▶ [Input data]:
────────

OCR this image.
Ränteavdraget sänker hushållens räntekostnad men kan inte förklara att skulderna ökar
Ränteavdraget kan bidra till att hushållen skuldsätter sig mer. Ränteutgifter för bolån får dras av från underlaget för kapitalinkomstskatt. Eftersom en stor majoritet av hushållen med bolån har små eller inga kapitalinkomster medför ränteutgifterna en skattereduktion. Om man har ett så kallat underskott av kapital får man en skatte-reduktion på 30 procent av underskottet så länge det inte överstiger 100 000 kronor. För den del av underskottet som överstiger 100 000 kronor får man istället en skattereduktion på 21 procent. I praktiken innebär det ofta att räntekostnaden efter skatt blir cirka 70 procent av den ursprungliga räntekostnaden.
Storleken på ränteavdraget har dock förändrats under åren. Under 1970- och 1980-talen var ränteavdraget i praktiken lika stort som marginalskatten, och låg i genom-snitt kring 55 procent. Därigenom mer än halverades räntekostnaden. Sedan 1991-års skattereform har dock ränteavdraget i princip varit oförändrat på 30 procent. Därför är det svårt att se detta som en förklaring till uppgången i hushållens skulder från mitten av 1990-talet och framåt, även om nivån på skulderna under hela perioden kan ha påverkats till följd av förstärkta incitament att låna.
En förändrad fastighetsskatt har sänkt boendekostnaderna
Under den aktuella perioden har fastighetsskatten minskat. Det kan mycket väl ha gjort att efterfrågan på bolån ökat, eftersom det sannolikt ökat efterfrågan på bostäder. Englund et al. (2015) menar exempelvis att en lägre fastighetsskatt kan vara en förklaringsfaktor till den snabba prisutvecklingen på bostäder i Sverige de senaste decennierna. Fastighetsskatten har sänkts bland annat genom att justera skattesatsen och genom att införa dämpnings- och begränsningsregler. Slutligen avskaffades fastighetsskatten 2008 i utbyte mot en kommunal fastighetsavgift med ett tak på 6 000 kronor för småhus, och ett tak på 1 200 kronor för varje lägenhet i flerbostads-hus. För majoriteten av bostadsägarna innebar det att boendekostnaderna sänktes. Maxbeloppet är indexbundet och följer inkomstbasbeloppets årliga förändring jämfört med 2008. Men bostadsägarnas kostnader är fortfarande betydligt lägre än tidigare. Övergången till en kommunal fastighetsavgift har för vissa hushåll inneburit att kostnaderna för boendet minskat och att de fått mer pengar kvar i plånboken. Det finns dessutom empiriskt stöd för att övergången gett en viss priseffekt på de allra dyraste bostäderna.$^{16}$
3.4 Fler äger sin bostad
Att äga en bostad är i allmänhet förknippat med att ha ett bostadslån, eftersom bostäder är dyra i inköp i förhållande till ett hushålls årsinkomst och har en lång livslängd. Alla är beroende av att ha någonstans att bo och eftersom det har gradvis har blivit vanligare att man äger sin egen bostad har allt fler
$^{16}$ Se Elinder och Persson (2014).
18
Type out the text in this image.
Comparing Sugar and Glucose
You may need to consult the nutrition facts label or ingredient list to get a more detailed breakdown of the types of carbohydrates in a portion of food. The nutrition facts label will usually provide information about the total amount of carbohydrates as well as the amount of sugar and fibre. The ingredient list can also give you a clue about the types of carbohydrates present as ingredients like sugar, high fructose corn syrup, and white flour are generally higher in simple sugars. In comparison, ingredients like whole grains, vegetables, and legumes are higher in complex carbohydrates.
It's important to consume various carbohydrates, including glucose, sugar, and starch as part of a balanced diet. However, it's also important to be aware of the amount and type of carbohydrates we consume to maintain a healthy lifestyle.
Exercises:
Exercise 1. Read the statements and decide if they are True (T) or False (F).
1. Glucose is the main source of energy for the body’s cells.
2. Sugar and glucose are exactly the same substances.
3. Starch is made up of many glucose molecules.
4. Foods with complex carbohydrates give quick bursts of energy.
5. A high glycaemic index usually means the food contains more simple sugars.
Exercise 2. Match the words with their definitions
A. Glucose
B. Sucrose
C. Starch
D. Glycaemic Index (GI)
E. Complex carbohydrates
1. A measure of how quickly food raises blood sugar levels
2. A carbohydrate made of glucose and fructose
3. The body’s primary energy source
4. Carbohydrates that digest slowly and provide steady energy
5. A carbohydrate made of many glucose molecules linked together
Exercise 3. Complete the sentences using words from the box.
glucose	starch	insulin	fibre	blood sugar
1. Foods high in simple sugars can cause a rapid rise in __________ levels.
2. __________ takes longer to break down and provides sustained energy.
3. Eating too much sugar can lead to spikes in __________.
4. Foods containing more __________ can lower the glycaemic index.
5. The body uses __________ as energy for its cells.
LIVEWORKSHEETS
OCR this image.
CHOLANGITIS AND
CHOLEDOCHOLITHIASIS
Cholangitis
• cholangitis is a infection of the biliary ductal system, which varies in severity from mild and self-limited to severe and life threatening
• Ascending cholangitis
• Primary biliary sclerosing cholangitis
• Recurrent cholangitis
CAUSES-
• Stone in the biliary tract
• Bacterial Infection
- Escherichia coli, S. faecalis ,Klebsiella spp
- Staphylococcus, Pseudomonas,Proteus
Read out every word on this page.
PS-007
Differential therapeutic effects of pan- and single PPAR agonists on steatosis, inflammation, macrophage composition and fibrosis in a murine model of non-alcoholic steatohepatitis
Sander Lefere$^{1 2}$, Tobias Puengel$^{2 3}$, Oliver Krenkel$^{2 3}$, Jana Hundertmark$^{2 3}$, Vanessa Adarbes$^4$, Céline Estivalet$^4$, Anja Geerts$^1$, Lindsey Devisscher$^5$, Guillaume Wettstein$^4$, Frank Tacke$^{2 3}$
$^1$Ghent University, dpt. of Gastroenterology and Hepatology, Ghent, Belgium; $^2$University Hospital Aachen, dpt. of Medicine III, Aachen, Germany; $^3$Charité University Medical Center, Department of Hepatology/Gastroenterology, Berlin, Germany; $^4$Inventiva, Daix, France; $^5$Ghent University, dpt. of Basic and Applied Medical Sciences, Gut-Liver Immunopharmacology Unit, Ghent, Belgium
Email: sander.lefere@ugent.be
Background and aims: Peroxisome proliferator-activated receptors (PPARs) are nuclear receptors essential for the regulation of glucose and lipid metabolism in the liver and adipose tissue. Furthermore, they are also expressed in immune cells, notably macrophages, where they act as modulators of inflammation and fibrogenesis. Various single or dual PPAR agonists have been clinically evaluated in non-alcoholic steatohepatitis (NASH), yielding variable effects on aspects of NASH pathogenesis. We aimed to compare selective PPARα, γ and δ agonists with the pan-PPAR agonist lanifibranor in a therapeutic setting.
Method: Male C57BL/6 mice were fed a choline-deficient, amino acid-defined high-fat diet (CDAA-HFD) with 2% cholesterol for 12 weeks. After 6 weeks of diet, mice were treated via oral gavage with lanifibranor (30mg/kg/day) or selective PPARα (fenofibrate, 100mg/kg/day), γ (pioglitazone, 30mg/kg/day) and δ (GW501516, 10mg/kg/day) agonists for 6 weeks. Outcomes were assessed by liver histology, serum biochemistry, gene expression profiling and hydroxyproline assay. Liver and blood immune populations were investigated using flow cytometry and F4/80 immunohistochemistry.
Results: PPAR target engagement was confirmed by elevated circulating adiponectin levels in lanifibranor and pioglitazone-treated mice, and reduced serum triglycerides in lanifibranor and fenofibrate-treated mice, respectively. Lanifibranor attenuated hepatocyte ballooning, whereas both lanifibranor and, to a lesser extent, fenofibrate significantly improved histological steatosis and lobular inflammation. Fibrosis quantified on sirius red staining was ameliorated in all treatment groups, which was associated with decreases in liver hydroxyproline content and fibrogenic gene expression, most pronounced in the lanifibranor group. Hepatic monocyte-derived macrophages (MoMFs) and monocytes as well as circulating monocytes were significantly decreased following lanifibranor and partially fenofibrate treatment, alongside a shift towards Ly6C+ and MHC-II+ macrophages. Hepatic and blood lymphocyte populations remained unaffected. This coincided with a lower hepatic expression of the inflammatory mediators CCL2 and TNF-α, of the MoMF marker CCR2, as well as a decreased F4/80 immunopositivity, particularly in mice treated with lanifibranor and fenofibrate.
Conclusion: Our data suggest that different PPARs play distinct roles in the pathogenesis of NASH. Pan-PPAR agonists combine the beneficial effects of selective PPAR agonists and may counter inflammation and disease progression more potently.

────────

▶ [Task details]:
Within the data above, filter for lines containing the word "made" and copy each one.

▶ [Result of this task]:
3. Starch is made up of many glucose molecules.
2. A carbohydrate made of glucose and fructose
5. A carbohydrate made of many glucose molecules linked together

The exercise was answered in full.